WHAT IS EXPECTED
Where a line contains the string "life", copy that line.

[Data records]

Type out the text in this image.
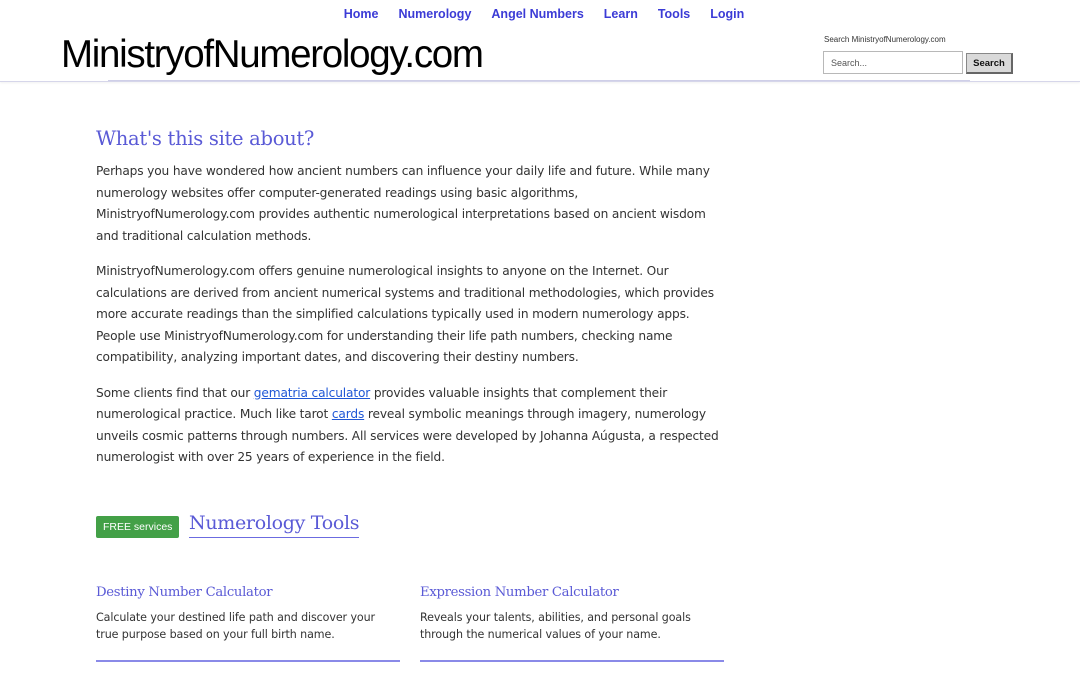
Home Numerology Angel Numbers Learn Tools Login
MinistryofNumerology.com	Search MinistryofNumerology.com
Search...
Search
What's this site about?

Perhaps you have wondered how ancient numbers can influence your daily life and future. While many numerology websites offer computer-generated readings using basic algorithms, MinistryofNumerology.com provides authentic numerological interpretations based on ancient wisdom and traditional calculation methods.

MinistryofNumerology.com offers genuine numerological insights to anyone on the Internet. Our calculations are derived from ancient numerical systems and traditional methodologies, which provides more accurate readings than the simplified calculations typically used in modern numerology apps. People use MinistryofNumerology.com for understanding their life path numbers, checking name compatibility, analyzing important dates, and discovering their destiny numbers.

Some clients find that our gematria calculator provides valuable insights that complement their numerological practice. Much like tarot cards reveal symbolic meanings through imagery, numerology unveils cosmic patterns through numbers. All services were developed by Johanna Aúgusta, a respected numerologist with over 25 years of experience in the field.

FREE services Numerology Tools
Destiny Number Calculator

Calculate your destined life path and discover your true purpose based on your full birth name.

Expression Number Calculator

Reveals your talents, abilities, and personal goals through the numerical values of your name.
==
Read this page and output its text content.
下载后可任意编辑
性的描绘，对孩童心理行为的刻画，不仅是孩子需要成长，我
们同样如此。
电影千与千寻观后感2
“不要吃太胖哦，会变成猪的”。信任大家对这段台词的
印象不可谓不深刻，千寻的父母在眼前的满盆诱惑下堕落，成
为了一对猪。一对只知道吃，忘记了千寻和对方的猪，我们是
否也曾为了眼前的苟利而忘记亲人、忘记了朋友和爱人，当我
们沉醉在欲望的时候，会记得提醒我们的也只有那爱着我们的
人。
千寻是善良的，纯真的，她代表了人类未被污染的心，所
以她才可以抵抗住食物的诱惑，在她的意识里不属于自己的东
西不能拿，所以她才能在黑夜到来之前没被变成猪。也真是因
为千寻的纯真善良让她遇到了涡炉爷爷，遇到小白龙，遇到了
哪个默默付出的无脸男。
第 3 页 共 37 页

EXERCISE OUTPUT
Perhaps you have wondered how ancient numbers can influence your daily life and future. While many numerology websites offer computer-generated readings using basic algorithms, MinistryofNumerology.com provides authentic numerological interpretations based on ancient wisdom and traditional calculation methods.
MinistryofNumerology.com offers genuine numerological insights to anyone on the Internet. Our calculations are derived from ancient numerical systems and traditional methodologies, which provides more accurate readings than the simplified calculations typically used in modern numerology apps. People use MinistryofNumerology.com for understanding their life path numbers, checking name compatibility, analyzing important dates, and discovering their destiny numbers.
Calculate your destined life path and discover your true purpose based on your full birth name.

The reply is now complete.